Reproduce the passage from the blog post about 2012 below, between "Wednesday, May 01, 2013" and "was to late.", inclusive, without changing a character.

• **Page excerpt**
◆ ◆ ◆

Wednesday, May 01, 2013

2012
Last year was a crazy year for me & my family.

January - our grandson was getting into a lot of trouble & was sent off to a boot camp type school for as long as they deemed he needed to be there. It was tough but we knew it needed to be done before it was to late.

February - my daughter & her husband came to tell us we would became grandparents -she was pregnant with her first child. What a wonderful surprise!!

March thru July - March 31- my mom had to take the helocopter & be life flighted to the city and spent 4 months in the hospital & 1 month in rehab. She was in bad shape & the medicine made her, lets just say a little off mentally. I stayed in the city only coming home on weekends while she was in the hospital. My weekends were filled up with all the weeks stuff from work, laundry & making sure my husband was taken care of for the week. While mom was in the hospital the only thing I made sure I was getting in my 10,000 steps a day. I didn't eat right unless my husband or sister came & stayed with me for the night. There just wasn't enough time in the day for me as I was at the hospital from 8 am til 8 pm. I'd grab something from the cafeteria & head back to the room for the night. When she finally got into rehab I started coming home & just going to visit twice a week. My sister would go with me on Saturdays & we got in some really good sister bonding days.

August- knowing how much stress I'd been in all year, my husband decided to go to the heart doctor & have some tests done without telling me. Well he flunked his stress test & they set up a time to do an angiogram the next week, mind you I still knew nothing about this. He devised this plan that he was going to go down & see one of his friends in Texas for a few days. Thinking that he could have the artery cleaned out & be back home in a few days & then tell me. That way I wouldn't be under any more stress, nice thought-right. Well they went in & came back out, sent him directly to the hospital. Seems he needed heart surgery immediately, he had the widow maker valve that needed repaired or he had maybe two weeks to live if he was lucky. I had just spent the day in the city with my mom & drove home late that evening when he called me. First thing he said to me was "I'm sorry I've lied to you", then his reasoning about how it'd all be done before I knew it. But now it was a different story, he would have heart surgery the next day. Now mind you I was one pissed woman that he didn't tell me to start with but that I had been in the city all day & didn't know he was there having tests run, let's just say I was ticked off!! So back to the city I went & hubby had a quadruple bypass surgery done the next day. We were lucky he'd taken the steps to get checked out & I would be able to tease him that as soon as he got well I was gonna kick his ass for not telling me he was having trouble!

◆ ◆ ◆

• **Supplied records**
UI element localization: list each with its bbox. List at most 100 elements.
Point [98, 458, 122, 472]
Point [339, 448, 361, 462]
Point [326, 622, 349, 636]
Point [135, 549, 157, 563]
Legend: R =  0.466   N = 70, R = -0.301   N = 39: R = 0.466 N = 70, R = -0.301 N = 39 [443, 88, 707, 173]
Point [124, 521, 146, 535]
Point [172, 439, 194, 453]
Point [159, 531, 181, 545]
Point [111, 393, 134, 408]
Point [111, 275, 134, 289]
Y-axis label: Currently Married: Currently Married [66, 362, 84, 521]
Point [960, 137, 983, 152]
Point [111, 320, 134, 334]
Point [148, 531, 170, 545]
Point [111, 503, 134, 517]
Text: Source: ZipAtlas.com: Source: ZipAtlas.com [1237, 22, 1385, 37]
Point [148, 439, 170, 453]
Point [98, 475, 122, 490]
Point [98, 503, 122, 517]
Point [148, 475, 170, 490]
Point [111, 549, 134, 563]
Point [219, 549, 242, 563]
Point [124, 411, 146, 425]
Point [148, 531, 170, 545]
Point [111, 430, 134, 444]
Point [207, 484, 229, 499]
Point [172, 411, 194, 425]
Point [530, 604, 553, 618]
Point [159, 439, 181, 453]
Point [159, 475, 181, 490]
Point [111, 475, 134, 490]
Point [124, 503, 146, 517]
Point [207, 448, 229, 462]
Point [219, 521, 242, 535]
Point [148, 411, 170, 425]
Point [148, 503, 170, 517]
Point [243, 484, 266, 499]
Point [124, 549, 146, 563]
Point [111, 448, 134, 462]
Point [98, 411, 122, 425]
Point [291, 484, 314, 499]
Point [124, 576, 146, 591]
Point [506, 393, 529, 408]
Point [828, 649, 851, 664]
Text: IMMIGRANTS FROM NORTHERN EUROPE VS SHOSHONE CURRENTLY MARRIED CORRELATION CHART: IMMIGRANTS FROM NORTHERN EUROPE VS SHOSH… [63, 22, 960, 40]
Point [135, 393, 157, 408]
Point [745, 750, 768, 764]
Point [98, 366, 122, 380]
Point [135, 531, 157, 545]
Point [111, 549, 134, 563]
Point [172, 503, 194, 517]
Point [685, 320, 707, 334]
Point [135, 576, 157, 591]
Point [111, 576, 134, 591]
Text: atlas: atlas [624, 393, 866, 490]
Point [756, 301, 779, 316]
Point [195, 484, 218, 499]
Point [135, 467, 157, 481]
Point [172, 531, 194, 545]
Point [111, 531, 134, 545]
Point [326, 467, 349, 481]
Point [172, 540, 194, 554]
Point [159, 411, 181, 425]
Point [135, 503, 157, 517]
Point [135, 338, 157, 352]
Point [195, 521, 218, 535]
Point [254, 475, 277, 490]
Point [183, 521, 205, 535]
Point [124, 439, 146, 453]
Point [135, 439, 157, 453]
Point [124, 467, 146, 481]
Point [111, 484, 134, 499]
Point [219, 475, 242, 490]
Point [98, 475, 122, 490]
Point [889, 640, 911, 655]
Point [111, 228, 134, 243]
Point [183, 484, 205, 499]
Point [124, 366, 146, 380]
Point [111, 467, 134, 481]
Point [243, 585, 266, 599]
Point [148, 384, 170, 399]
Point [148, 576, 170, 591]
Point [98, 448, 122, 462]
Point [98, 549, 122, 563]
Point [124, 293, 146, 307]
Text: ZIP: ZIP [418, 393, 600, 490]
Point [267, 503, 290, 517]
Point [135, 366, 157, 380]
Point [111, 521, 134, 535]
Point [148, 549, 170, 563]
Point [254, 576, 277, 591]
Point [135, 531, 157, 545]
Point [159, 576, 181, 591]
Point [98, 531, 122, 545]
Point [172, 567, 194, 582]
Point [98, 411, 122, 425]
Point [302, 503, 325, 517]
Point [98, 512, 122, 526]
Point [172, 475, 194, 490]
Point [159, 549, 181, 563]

◆ ◆ ◆

• **The completed task**
Wednesday, May 01, 2013

2012
Last year was a crazy year for me & my family.

January - our grandson was getting into a lot of trouble & was sent off to a boot camp type school for as long as they deemed he needed to be there. It was tough but we knew it needed to be done before it was to late.